## [Task instructions]
Filter the data for lines with the word "JSON", then copy every line so identified.

### Dataset rows

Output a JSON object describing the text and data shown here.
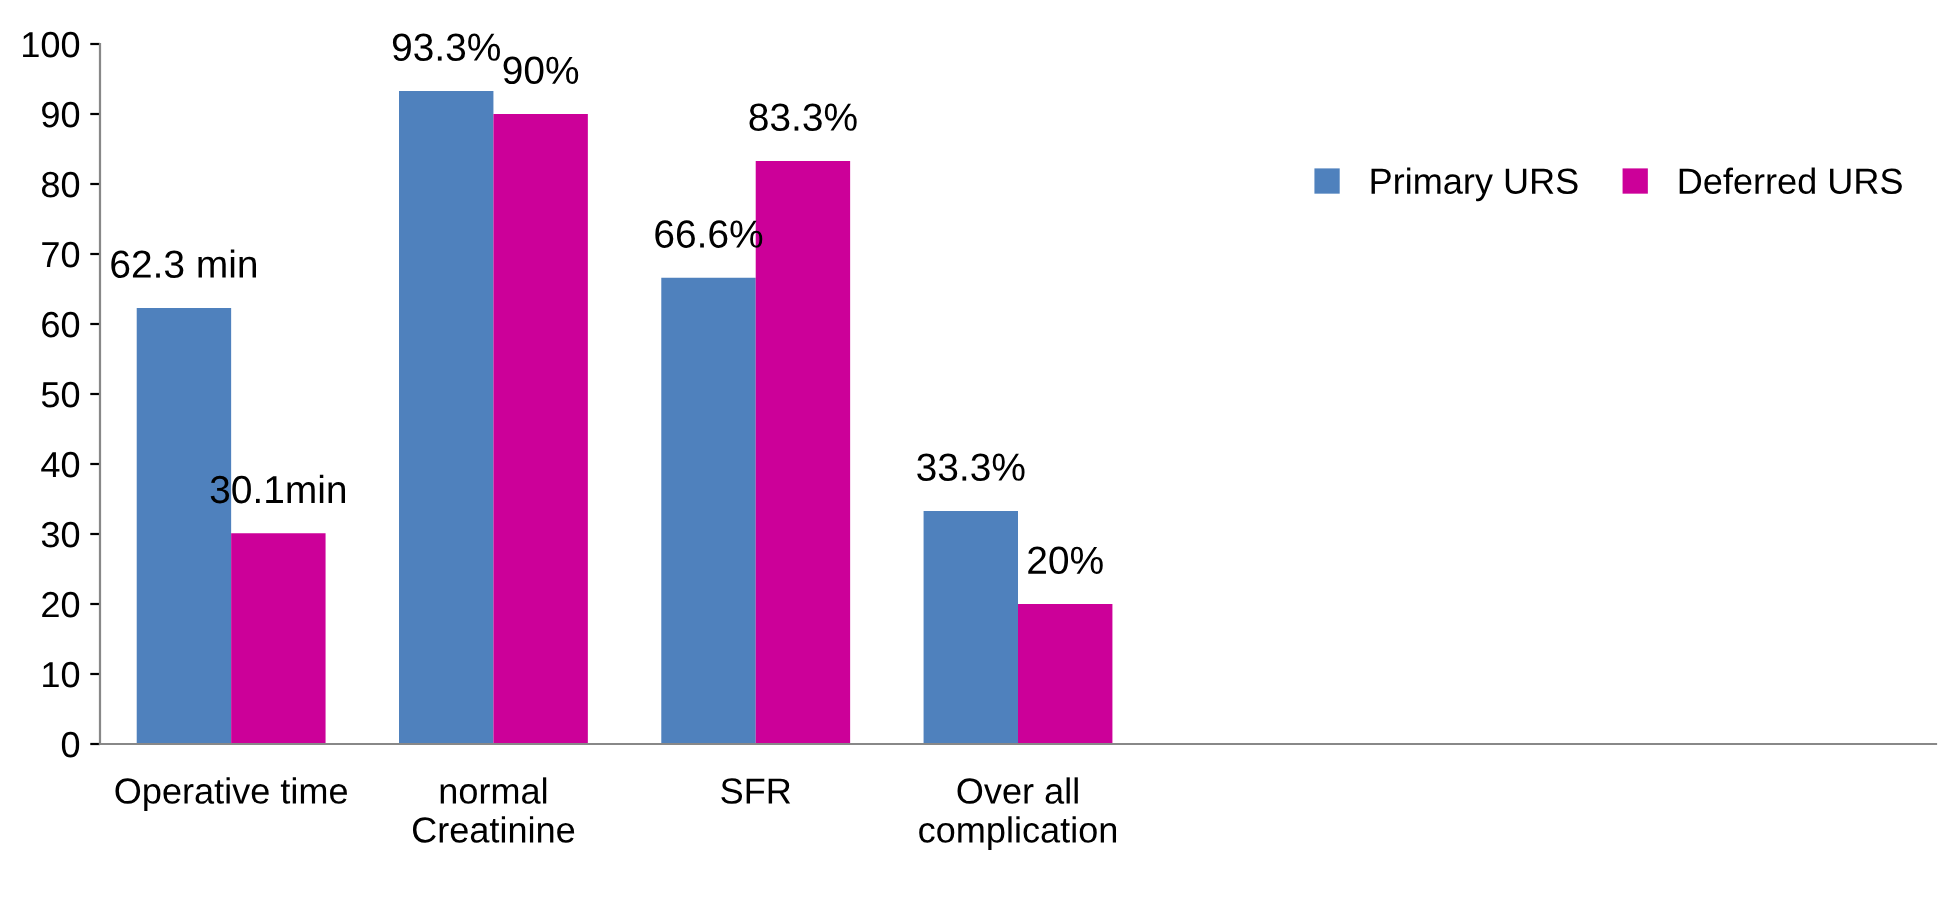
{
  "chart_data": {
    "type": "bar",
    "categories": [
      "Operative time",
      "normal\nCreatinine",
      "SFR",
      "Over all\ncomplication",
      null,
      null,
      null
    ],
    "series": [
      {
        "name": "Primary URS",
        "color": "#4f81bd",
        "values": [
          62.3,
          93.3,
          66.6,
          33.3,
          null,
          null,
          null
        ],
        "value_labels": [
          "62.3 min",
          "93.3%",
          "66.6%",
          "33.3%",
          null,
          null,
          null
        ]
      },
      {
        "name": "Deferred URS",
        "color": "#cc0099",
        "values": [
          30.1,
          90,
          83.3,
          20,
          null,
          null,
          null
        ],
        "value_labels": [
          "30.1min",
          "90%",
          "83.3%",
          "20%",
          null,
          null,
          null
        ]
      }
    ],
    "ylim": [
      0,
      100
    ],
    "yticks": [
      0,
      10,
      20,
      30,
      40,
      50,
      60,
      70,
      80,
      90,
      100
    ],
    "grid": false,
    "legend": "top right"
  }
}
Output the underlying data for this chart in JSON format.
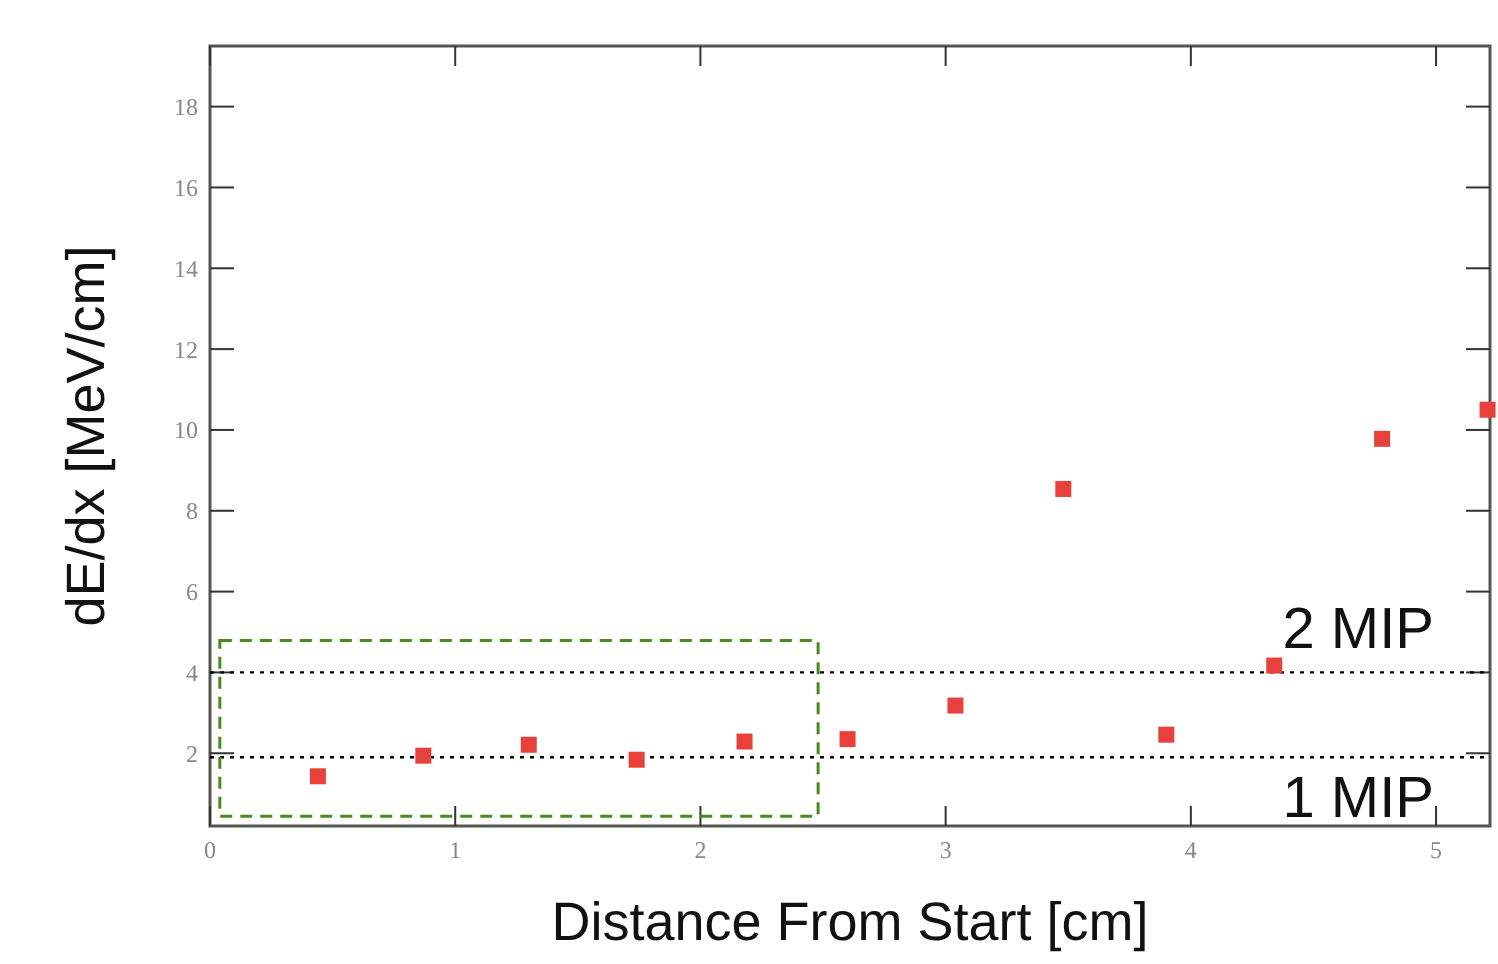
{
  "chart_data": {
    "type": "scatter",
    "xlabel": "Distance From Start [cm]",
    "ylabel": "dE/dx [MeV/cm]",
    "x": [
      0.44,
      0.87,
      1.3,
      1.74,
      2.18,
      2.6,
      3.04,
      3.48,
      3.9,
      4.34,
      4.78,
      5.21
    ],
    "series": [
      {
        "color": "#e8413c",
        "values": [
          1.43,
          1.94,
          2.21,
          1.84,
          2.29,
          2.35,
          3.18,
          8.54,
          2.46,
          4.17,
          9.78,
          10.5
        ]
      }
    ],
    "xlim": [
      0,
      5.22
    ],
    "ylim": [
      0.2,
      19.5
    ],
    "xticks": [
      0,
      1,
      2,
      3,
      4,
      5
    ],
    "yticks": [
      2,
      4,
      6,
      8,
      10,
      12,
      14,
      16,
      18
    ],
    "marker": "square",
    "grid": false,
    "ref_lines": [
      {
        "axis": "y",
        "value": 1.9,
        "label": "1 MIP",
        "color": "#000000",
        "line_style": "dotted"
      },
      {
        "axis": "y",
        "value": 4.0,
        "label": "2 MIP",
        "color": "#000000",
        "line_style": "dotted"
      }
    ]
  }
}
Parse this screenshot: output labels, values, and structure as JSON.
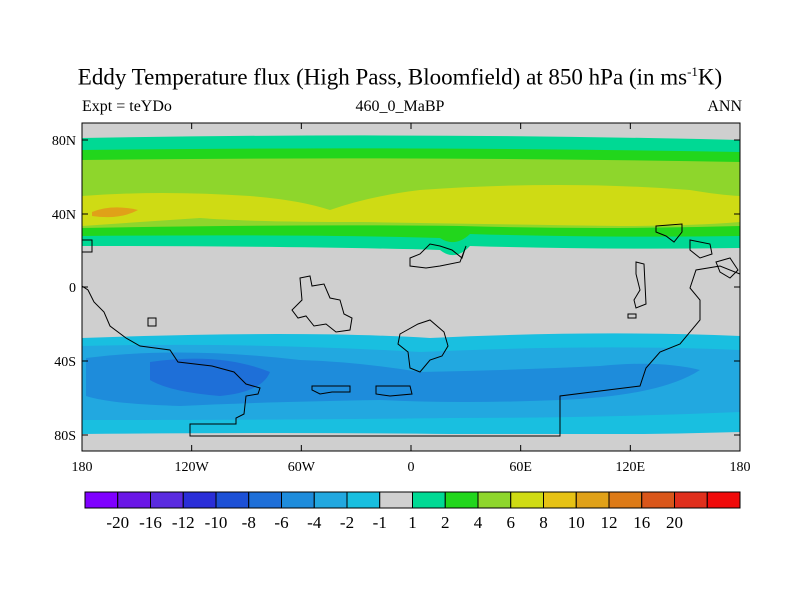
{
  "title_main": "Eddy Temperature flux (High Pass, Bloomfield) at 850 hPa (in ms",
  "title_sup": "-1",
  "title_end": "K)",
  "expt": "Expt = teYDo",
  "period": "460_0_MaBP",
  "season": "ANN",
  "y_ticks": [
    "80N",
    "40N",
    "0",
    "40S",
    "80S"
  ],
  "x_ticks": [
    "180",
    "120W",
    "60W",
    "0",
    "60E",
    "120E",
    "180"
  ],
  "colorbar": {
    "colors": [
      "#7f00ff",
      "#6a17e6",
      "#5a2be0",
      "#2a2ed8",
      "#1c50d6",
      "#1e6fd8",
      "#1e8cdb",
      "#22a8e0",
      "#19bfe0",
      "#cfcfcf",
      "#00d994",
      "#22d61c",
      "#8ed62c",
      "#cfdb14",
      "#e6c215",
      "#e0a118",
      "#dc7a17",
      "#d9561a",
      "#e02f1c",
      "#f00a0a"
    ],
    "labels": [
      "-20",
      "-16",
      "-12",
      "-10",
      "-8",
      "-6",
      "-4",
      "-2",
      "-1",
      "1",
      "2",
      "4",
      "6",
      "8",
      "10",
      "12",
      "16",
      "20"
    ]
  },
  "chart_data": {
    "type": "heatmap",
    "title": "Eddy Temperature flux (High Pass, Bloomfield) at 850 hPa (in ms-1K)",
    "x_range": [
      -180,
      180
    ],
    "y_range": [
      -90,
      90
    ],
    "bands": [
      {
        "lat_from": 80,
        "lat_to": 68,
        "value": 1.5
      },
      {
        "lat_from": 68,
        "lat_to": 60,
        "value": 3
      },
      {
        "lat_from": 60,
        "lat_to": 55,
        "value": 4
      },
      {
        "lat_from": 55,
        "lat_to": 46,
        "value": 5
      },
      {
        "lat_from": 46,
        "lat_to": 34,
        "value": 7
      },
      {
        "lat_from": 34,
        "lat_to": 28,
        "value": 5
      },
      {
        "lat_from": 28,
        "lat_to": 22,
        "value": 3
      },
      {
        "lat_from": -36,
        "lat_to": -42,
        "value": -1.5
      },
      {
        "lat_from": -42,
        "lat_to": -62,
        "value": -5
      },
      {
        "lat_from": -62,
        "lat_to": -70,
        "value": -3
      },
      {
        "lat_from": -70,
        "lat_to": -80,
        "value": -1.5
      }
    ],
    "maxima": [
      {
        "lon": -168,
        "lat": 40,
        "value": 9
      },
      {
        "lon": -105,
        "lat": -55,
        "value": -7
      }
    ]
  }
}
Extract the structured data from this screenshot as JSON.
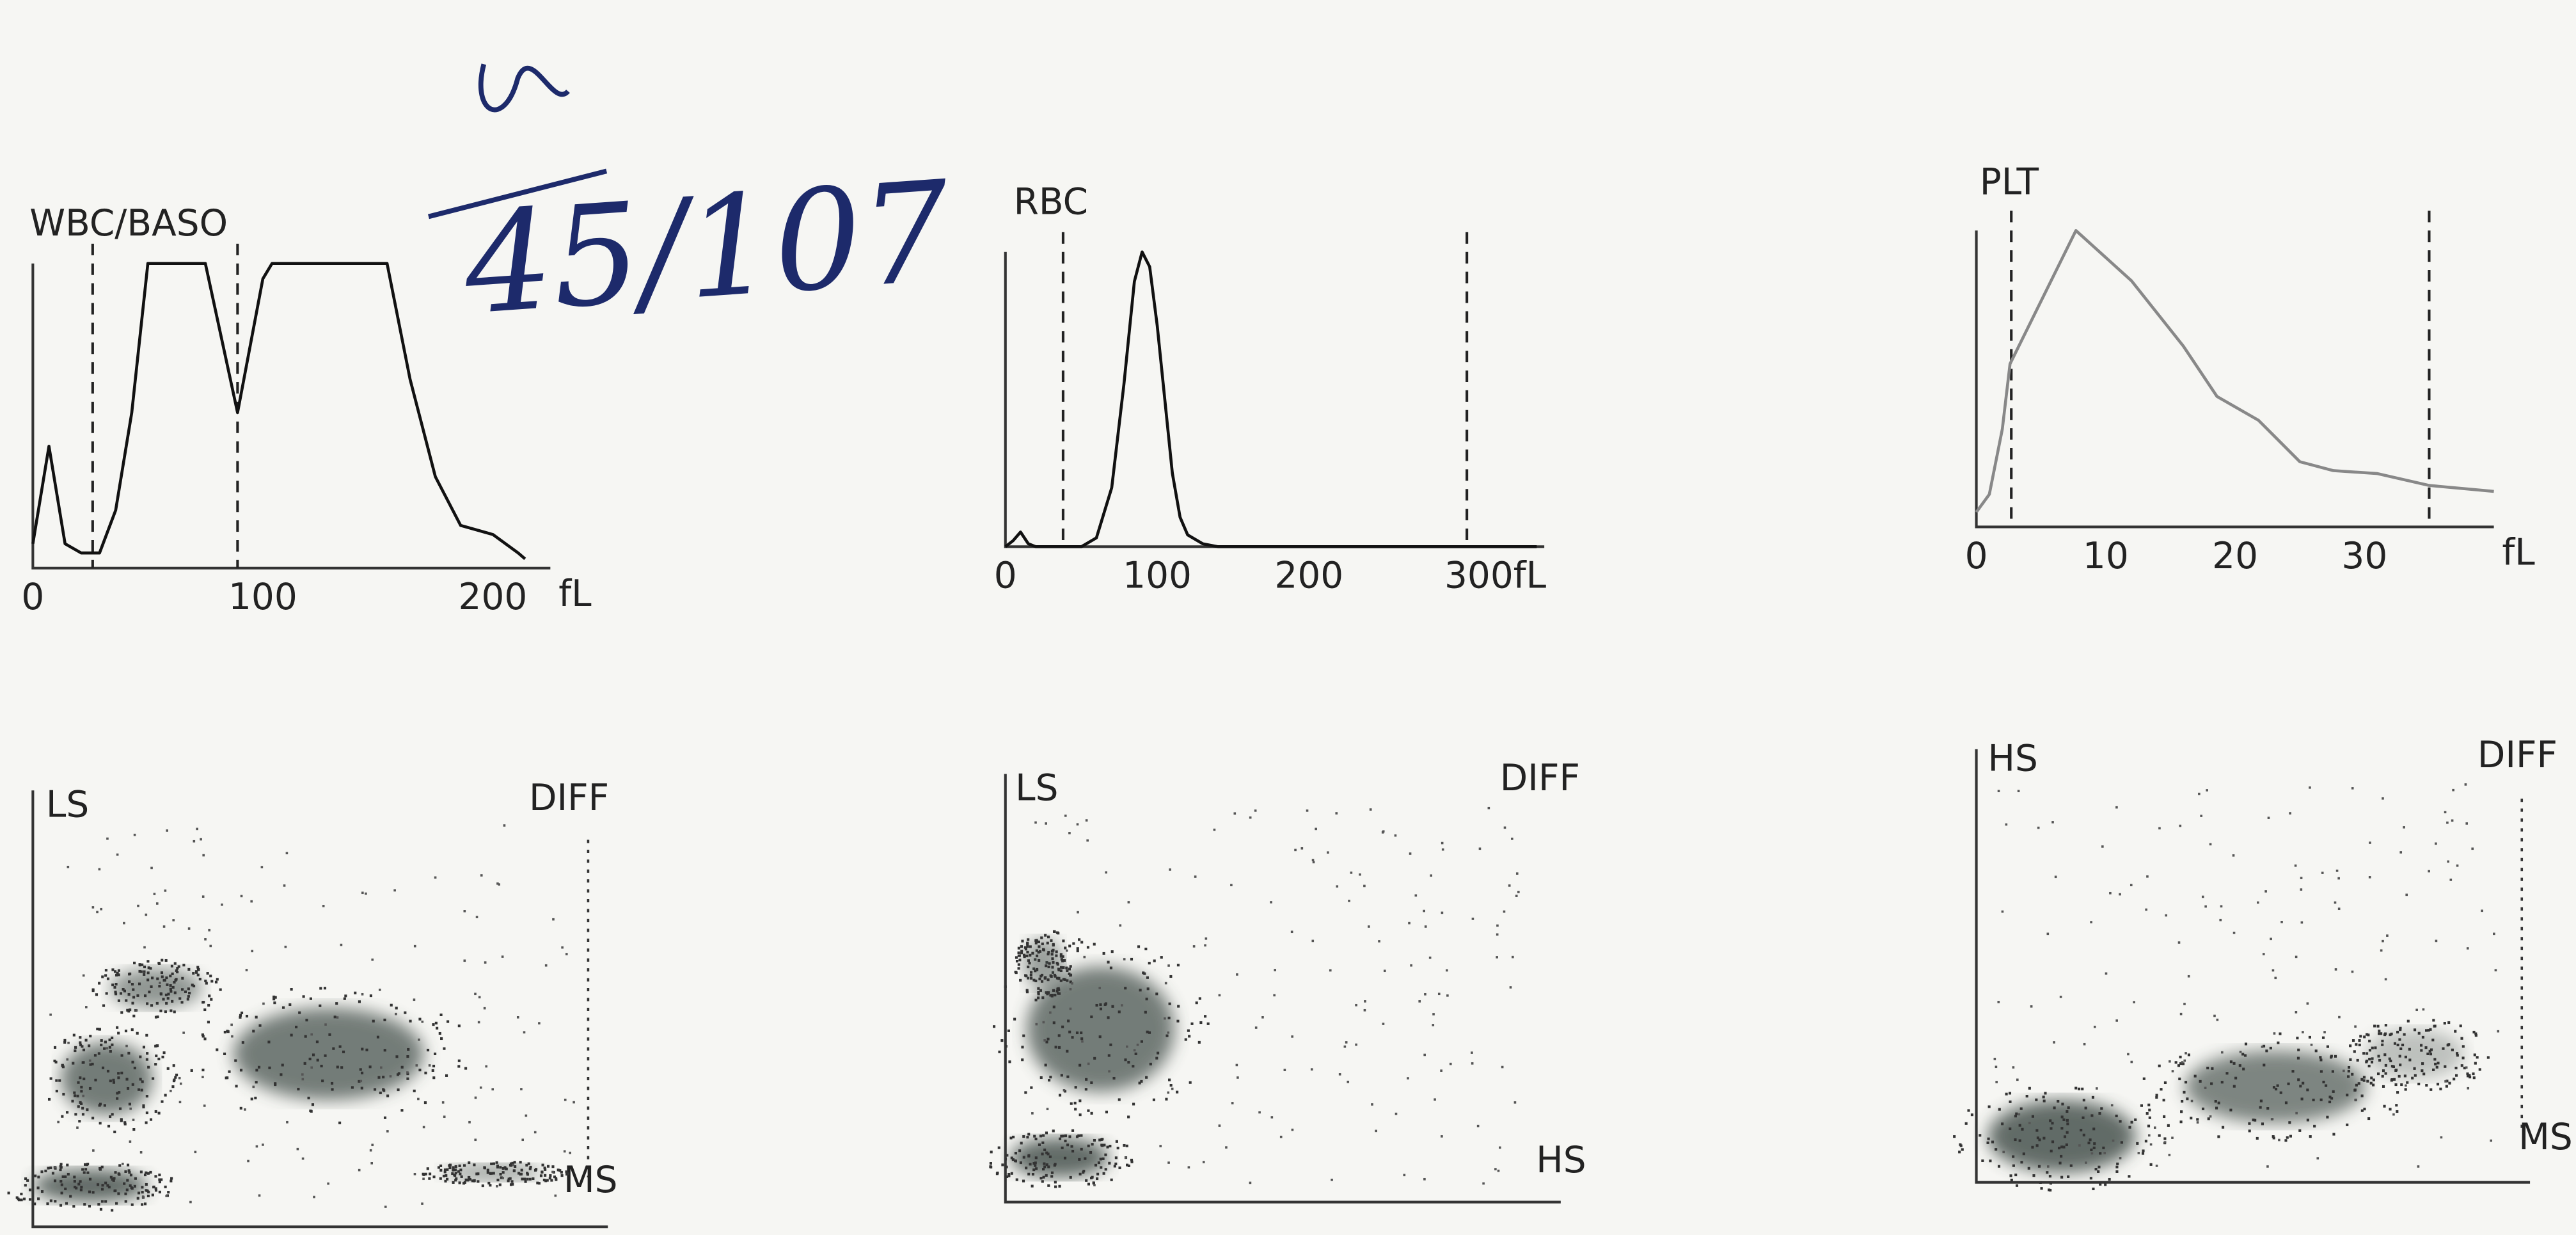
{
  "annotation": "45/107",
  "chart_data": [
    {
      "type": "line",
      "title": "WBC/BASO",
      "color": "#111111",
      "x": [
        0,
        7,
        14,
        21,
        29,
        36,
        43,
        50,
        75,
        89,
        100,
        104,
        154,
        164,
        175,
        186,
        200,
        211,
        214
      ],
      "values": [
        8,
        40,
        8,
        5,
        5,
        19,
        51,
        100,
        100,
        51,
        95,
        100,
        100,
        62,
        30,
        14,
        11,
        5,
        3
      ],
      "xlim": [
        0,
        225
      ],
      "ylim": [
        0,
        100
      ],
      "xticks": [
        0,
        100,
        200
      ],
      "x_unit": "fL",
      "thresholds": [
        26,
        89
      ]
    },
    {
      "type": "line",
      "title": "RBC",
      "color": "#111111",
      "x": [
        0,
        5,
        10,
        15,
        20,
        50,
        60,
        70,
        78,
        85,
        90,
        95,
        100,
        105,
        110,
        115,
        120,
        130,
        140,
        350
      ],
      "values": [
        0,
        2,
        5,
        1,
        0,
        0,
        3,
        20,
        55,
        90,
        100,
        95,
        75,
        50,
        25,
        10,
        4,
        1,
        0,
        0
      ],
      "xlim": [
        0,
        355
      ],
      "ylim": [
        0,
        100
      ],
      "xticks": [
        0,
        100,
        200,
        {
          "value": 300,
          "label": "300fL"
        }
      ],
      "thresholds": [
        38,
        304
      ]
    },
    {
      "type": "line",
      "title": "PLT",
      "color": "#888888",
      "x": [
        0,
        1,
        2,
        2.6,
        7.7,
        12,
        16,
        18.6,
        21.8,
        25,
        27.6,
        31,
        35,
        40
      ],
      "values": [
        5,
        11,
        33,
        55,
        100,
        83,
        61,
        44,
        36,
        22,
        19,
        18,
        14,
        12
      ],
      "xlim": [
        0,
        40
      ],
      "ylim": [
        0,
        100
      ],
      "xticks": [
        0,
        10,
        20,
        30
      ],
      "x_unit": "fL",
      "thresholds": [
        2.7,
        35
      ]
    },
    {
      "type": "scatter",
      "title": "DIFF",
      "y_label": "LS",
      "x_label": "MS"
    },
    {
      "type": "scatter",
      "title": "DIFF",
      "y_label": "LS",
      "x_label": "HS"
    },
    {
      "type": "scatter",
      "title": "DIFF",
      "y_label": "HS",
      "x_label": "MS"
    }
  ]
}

######

## [Worked solution]
Output a JSON object describing the text and data shown here.
Output the underlying data for this chart in JSON format.
Parse this screenshot: output labels, values, and structure as JSON.
Extract the structured data from this screenshot as JSON.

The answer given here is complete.